---- DATA SUPPLIED
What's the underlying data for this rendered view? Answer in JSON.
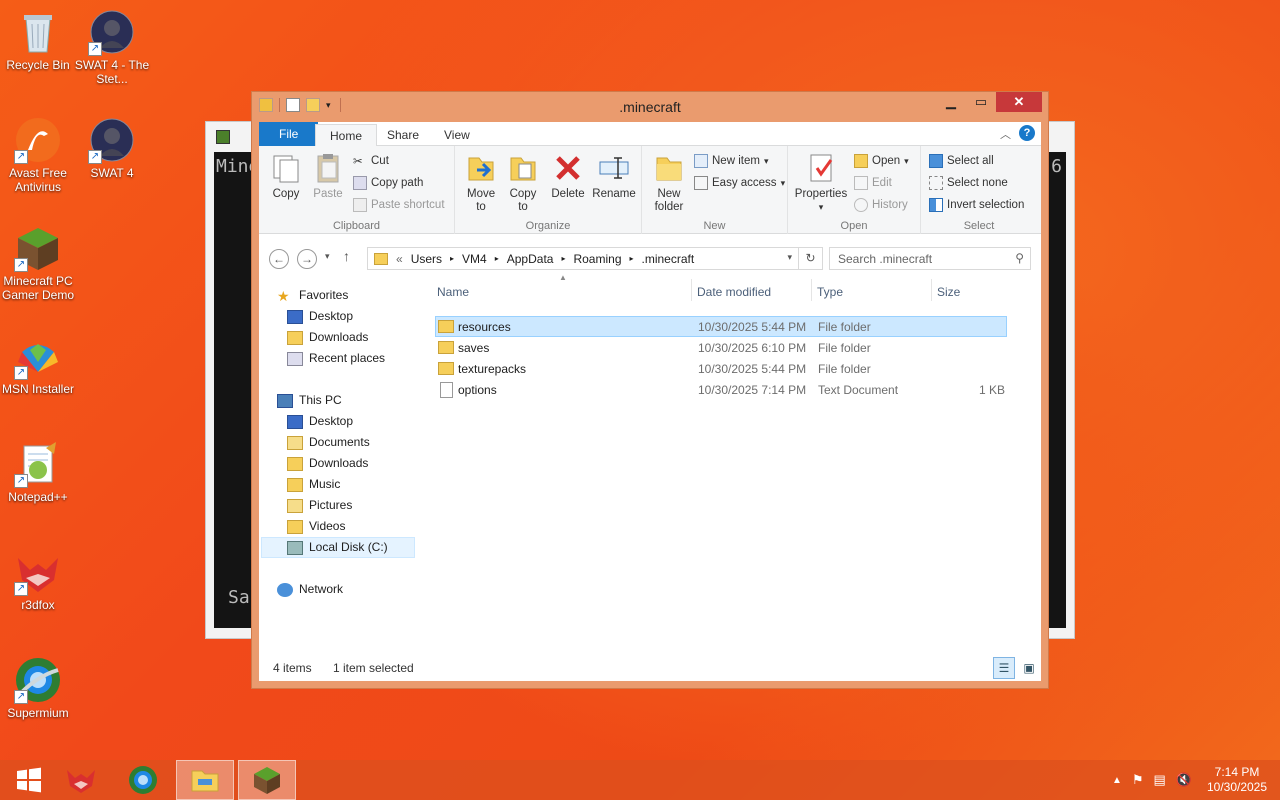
{
  "desktop": {
    "icons": [
      {
        "label": "Recycle Bin",
        "icon": "recycle-bin-icon"
      },
      {
        "label": "SWAT 4 - The Stet...",
        "icon": "swat4-icon"
      },
      {
        "label": "Avast Free Antivirus",
        "icon": "avast-icon"
      },
      {
        "label": "SWAT 4",
        "icon": "swat4-icon"
      },
      {
        "label": "Minecraft PC Gamer Demo",
        "icon": "minecraft-icon"
      },
      {
        "label": "MSN Installer",
        "icon": "msn-icon"
      },
      {
        "label": "Notepad++",
        "icon": "notepadpp-icon"
      },
      {
        "label": "r3dfox",
        "icon": "r3dfox-icon"
      },
      {
        "label": "Supermium",
        "icon": "supermium-icon"
      }
    ],
    "background_window_text": [
      "Mine",
      "Sa",
      "6"
    ]
  },
  "explorer": {
    "title": ".minecraft",
    "tabs": [
      "File",
      "Home",
      "Share",
      "View"
    ],
    "ribbon": {
      "clipboard": {
        "label": "Clipboard",
        "copy": "Copy",
        "paste": "Paste",
        "cut": "Cut",
        "copy_path": "Copy path",
        "paste_shortcut": "Paste shortcut"
      },
      "organize": {
        "label": "Organize",
        "move_to": "Move to",
        "copy_to": "Copy to",
        "delete": "Delete",
        "rename": "Rename"
      },
      "new": {
        "label": "New",
        "new_folder": "New folder",
        "new_item": "New item",
        "easy_access": "Easy access"
      },
      "open": {
        "label": "Open",
        "properties": "Properties",
        "open": "Open",
        "edit": "Edit",
        "history": "History"
      },
      "select": {
        "label": "Select",
        "select_all": "Select all",
        "select_none": "Select none",
        "invert_selection": "Invert selection"
      }
    },
    "address": {
      "prefix": "«",
      "crumbs": [
        "Users",
        "VM4",
        "AppData",
        "Roaming",
        ".minecraft"
      ],
      "search_placeholder": "Search .minecraft"
    },
    "nav": {
      "favorites": "Favorites",
      "favorite_items": [
        "Desktop",
        "Downloads",
        "Recent places"
      ],
      "this_pc": "This PC",
      "pc_items": [
        "Desktop",
        "Documents",
        "Downloads",
        "Music",
        "Pictures",
        "Videos",
        "Local Disk (C:)"
      ],
      "network": "Network"
    },
    "columns": {
      "name": "Name",
      "date": "Date modified",
      "type": "Type",
      "size": "Size"
    },
    "files": [
      {
        "name": "resources",
        "date": "10/30/2025 5:44 PM",
        "type": "File folder",
        "size": "",
        "selected": true
      },
      {
        "name": "saves",
        "date": "10/30/2025 6:10 PM",
        "type": "File folder",
        "size": "",
        "selected": false
      },
      {
        "name": "texturepacks",
        "date": "10/30/2025 5:44 PM",
        "type": "File folder",
        "size": "",
        "selected": false
      },
      {
        "name": "options",
        "date": "10/30/2025 7:14 PM",
        "type": "Text Document",
        "size": "1 KB",
        "selected": false
      }
    ],
    "status": {
      "items": "4 items",
      "selected": "1 item selected"
    }
  },
  "taskbar": {
    "time": "7:14 PM",
    "date": "10/30/2025"
  }
}
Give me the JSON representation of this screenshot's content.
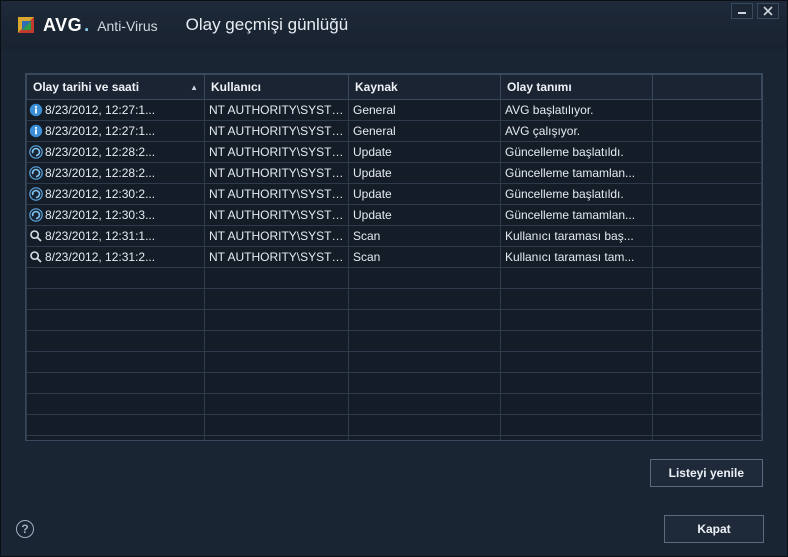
{
  "app": {
    "brand": "AVG",
    "product": "Anti-Virus",
    "window_title": "Olay geçmişi günlüğü"
  },
  "columns": {
    "datetime": "Olay tarihi ve saati",
    "user": "Kullanıcı",
    "source": "Kaynak",
    "description": "Olay tanımı",
    "extra": ""
  },
  "rows": [
    {
      "icon": "info",
      "datetime": "8/23/2012, 12:27:1...",
      "user": "NT AUTHORITY\\SYSTEM",
      "source": "General",
      "description": "AVG başlatılıyor."
    },
    {
      "icon": "info",
      "datetime": "8/23/2012, 12:27:1...",
      "user": "NT AUTHORITY\\SYSTEM",
      "source": "General",
      "description": "AVG çalışıyor."
    },
    {
      "icon": "update",
      "datetime": "8/23/2012, 12:28:2...",
      "user": "NT AUTHORITY\\SYSTEM",
      "source": "Update",
      "description": "Güncelleme başlatıldı."
    },
    {
      "icon": "update",
      "datetime": "8/23/2012, 12:28:2...",
      "user": "NT AUTHORITY\\SYSTEM",
      "source": "Update",
      "description": "Güncelleme tamamlan..."
    },
    {
      "icon": "update",
      "datetime": "8/23/2012, 12:30:2...",
      "user": "NT AUTHORITY\\SYSTEM",
      "source": "Update",
      "description": "Güncelleme başlatıldı."
    },
    {
      "icon": "update",
      "datetime": "8/23/2012, 12:30:3...",
      "user": "NT AUTHORITY\\SYSTEM",
      "source": "Update",
      "description": "Güncelleme tamamlan..."
    },
    {
      "icon": "scan",
      "datetime": "8/23/2012, 12:31:1...",
      "user": "NT AUTHORITY\\SYSTEM",
      "source": "Scan",
      "description": "Kullanıcı taraması baş..."
    },
    {
      "icon": "scan",
      "datetime": "8/23/2012, 12:31:2...",
      "user": "NT AUTHORITY\\SYSTEM",
      "source": "Scan",
      "description": "Kullanıcı taraması tam..."
    }
  ],
  "empty_row_count": 9,
  "buttons": {
    "refresh": "Listeyi yenile",
    "close": "Kapat"
  }
}
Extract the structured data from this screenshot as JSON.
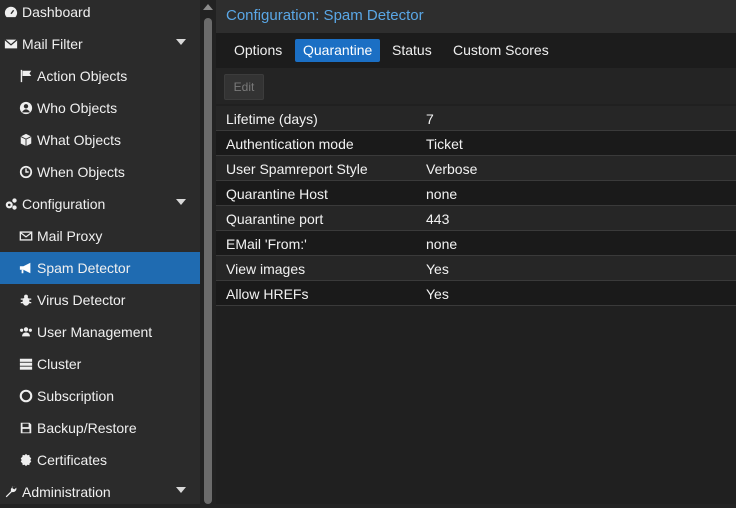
{
  "sidebar": {
    "items": [
      {
        "label": "Dashboard",
        "icon": "dashboard-icon"
      },
      {
        "label": "Mail Filter",
        "icon": "envelope-icon"
      },
      {
        "label": "Action Objects",
        "icon": "flag-icon"
      },
      {
        "label": "Who Objects",
        "icon": "user-circle-icon"
      },
      {
        "label": "What Objects",
        "icon": "cube-icon"
      },
      {
        "label": "When Objects",
        "icon": "clock-icon"
      },
      {
        "label": "Configuration",
        "icon": "gears-icon"
      },
      {
        "label": "Mail Proxy",
        "icon": "envelope-outline-icon"
      },
      {
        "label": "Spam Detector",
        "icon": "bullhorn-icon"
      },
      {
        "label": "Virus Detector",
        "icon": "bug-icon"
      },
      {
        "label": "User Management",
        "icon": "users-icon"
      },
      {
        "label": "Cluster",
        "icon": "server-icon"
      },
      {
        "label": "Subscription",
        "icon": "life-ring-icon"
      },
      {
        "label": "Backup/Restore",
        "icon": "floppy-icon"
      },
      {
        "label": "Certificates",
        "icon": "certificate-icon"
      },
      {
        "label": "Administration",
        "icon": "wrench-icon"
      }
    ]
  },
  "main": {
    "title": "Configuration: Spam Detector",
    "tabs": [
      "Options",
      "Quarantine",
      "Status",
      "Custom Scores"
    ],
    "active_tab": "Quarantine",
    "toolbar": {
      "edit_label": "Edit"
    },
    "rows": [
      {
        "name": "Lifetime (days)",
        "value": "7"
      },
      {
        "name": "Authentication mode",
        "value": "Ticket"
      },
      {
        "name": "User Spamreport Style",
        "value": "Verbose"
      },
      {
        "name": "Quarantine Host",
        "value": "none"
      },
      {
        "name": "Quarantine port",
        "value": "443"
      },
      {
        "name": "EMail 'From:'",
        "value": "none"
      },
      {
        "name": "View images",
        "value": "Yes"
      },
      {
        "name": "Allow HREFs",
        "value": "Yes"
      }
    ]
  },
  "colors": {
    "accent": "#1f6bb1",
    "title": "#5aa7e6"
  }
}
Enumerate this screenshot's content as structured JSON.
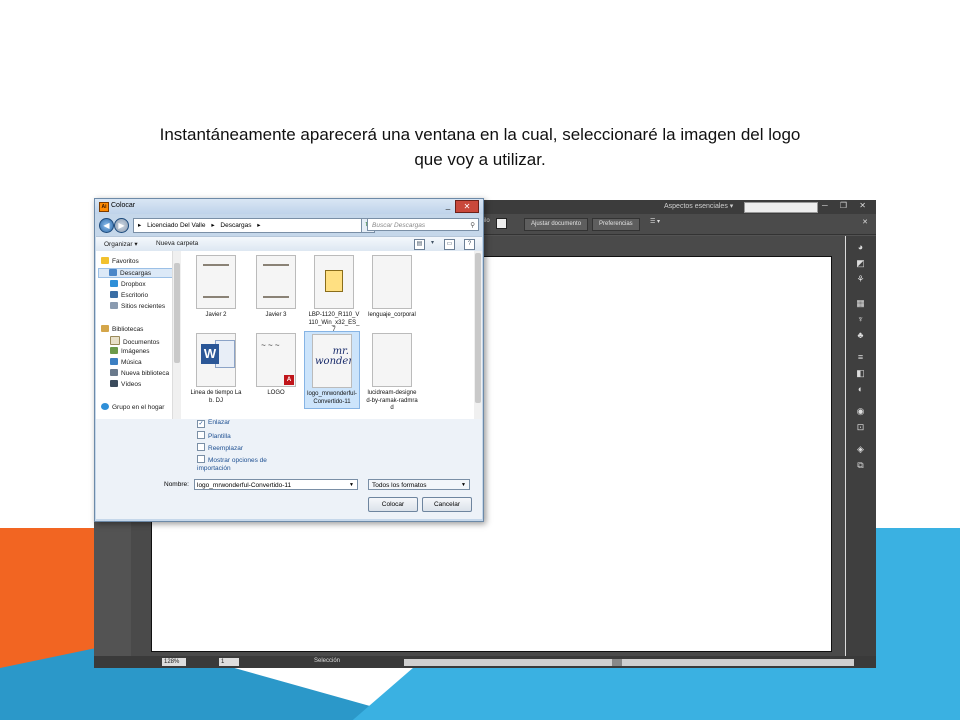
{
  "slide": {
    "caption_line1": "Instantáneamente aparecerá una ventana en la cual, seleccionaré la imagen del logo",
    "caption_line2": "que voy a utilizar."
  },
  "illustrator": {
    "workspace_label": "Aspectos esenciales",
    "window_controls": "─ ❐ ✕",
    "control_bar": {
      "style_label": "tilo",
      "adjust_document_button": "Ajustar documento",
      "preferences_button": "Preferencias"
    },
    "status_bar": {
      "zoom": "128%",
      "page": "1",
      "mode": "Selección"
    },
    "thumbnail_text": "wonderful"
  },
  "dialog": {
    "title": "Colocar",
    "address": {
      "segments": [
        "Licenciado Del Valle",
        "Descargas"
      ]
    },
    "search_placeholder": "Buscar Descargas",
    "toolbar": {
      "organize": "Organizar ▾",
      "new_folder": "Nueva carpeta"
    },
    "nav": {
      "favorites": "Favoritos",
      "downloads": "Descargas",
      "dropbox": "Dropbox",
      "desktop": "Escritorio",
      "recent": "Sitios recientes",
      "libraries": "Bibliotecas",
      "documents": "Documentos",
      "images": "Imágenes",
      "music": "Música",
      "new_library": "Nueva biblioteca",
      "videos": "Vídeos",
      "homegroup": "Grupo en el hogar"
    },
    "files": [
      {
        "name": "Javier 2",
        "kind": "scan"
      },
      {
        "name": "Javier 3",
        "kind": "scan"
      },
      {
        "name": "LBP-1120_R110_V110_Win_x32_ES_7",
        "kind": "installer"
      },
      {
        "name": "lenguaje_corporal",
        "kind": "image"
      },
      {
        "name": "Linea de tiempo Lab. DJ",
        "kind": "word"
      },
      {
        "name": "LOGO",
        "kind": "pdf"
      },
      {
        "name": "logo_mrwonderful-Convertido-11",
        "kind": "illustrator",
        "selected": true
      },
      {
        "name": "lucidream-designed-by-ramak-radmrad",
        "kind": "image"
      }
    ],
    "options": {
      "link": "Enlazar",
      "template": "Plantilla",
      "replace": "Reemplazar",
      "show_import_options": "Mostrar opciones de importación"
    },
    "name_label": "Nombre:",
    "name_value": "logo_mrwonderful-Convertido-11",
    "format_value": "Todos los formatos",
    "place_button": "Colocar",
    "cancel_button": "Cancelar"
  },
  "colors": {
    "orange": "#f26522",
    "blue": "#3ab1e2",
    "teal": "#2b98c9"
  }
}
--------
• TASK PROMPT: Show every line of the entries above where the word "taraması" occurs.

• ANSWER BOX:
      "description": "Kullanıcı taraması baş..."
      "description": "Kullanıcı taraması tam..."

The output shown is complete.